Data records:
--

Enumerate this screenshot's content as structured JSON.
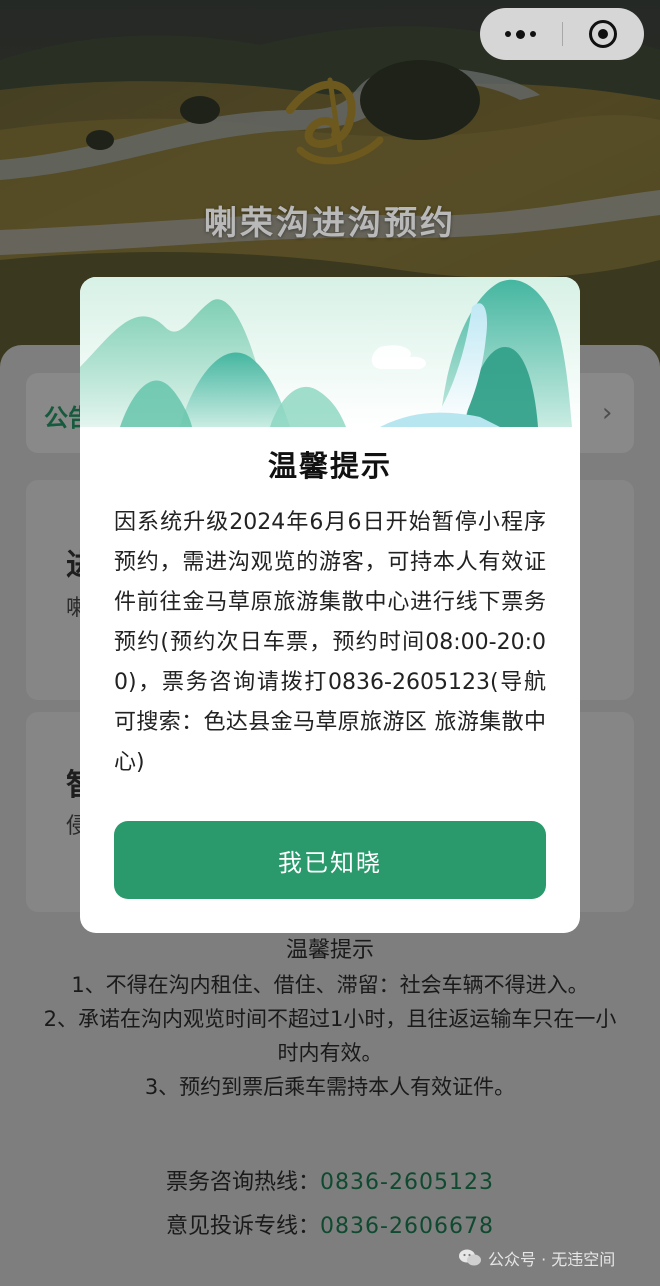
{
  "hero": {
    "title": "喇荣沟进沟预约"
  },
  "colors": {
    "accent": "#2a9a6c",
    "number_link": "#0f4a30"
  },
  "capsule": {
    "menu_icon": "more-dots-icon",
    "close_icon": "target-icon"
  },
  "notice": {
    "label": "公告",
    "arrow": "›"
  },
  "cards": {
    "card1_title": "进",
    "card1_sub": "喇",
    "card2_title": "智",
    "card2_sub": "侵"
  },
  "modal": {
    "title": "温馨提示",
    "body": "因系统升级2024年6月6日开始暂停小程序预约，需进沟观览的游客，可持本人有效证件前往金马草原旅游集散中心进行线下票务预约(预约次日车票，预约时间08:00-20:00)，票务咨询请拨打0836-2605123(导航可搜索：色达县金马草原旅游区 旅游集散中心)",
    "button": "我已知晓"
  },
  "tips": {
    "title": "温馨提示",
    "items": [
      "1、不得在沟内租住、借住、滞留：社会车辆不得进入。",
      "2、承诺在沟内观览时间不超过1小时，且往返运输车只在一小时内有效。",
      "3、预约到票后乘车需持本人有效证件。"
    ]
  },
  "hotlines": {
    "ticket_label": "票务咨询热线：",
    "ticket_number": "0836-2605123",
    "complaint_label": "意见投诉专线：",
    "complaint_number": "0836-2606678"
  },
  "watermark": {
    "text": "公众号 · 无违空间"
  }
}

--

Copy out each line of the material that holds the word "icon".

    "menu_icon": "more-dots-icon",
    "close_icon": "target-icon"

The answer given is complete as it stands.